Problem to work on: Go through the listing beneath this task and return every line that carries the string "name".

Records supplied:
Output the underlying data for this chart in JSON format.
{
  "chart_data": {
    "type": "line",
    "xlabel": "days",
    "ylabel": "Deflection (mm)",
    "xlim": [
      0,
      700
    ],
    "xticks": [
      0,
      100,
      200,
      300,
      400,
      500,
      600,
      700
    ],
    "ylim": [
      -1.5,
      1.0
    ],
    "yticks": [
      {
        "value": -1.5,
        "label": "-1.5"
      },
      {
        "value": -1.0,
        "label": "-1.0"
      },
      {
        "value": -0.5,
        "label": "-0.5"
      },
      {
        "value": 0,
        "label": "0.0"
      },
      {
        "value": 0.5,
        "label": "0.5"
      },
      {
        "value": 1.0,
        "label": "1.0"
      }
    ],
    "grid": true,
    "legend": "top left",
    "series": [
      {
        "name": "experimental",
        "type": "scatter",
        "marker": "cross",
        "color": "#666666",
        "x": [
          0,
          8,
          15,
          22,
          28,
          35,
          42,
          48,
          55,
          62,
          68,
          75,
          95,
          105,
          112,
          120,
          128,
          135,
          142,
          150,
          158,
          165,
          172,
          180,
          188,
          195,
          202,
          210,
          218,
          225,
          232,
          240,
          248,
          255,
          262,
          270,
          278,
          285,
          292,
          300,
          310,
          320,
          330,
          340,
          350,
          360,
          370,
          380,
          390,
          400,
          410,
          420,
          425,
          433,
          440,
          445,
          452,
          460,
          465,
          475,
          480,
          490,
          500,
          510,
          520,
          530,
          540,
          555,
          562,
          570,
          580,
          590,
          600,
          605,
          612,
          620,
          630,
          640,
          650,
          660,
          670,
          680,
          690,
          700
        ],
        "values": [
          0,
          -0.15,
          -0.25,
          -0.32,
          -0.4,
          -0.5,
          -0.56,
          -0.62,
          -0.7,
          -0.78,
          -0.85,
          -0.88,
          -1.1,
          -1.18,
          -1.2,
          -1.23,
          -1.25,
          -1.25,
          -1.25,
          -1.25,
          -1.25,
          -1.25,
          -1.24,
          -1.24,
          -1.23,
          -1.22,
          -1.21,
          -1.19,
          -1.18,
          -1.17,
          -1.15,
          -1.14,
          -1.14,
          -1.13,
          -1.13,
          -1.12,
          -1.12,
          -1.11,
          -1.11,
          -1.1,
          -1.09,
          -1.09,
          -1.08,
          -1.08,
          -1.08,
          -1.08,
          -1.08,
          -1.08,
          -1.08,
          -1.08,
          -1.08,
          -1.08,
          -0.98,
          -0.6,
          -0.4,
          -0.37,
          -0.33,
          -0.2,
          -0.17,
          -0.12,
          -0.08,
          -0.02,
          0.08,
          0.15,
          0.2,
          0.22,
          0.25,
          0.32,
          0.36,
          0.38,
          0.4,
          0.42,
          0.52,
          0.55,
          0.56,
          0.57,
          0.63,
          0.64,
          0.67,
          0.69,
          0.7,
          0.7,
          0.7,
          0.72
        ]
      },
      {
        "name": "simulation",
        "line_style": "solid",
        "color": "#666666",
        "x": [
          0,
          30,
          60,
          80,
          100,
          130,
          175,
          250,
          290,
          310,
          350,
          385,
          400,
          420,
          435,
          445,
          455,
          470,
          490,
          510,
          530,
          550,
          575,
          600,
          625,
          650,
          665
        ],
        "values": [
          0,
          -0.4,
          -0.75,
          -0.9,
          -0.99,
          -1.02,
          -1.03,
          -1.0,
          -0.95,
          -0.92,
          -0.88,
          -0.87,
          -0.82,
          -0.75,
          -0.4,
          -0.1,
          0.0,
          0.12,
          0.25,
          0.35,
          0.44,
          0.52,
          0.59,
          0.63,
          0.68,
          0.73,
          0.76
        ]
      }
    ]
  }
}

Answer below:
        "name": "experimental",
        "name": "simulation",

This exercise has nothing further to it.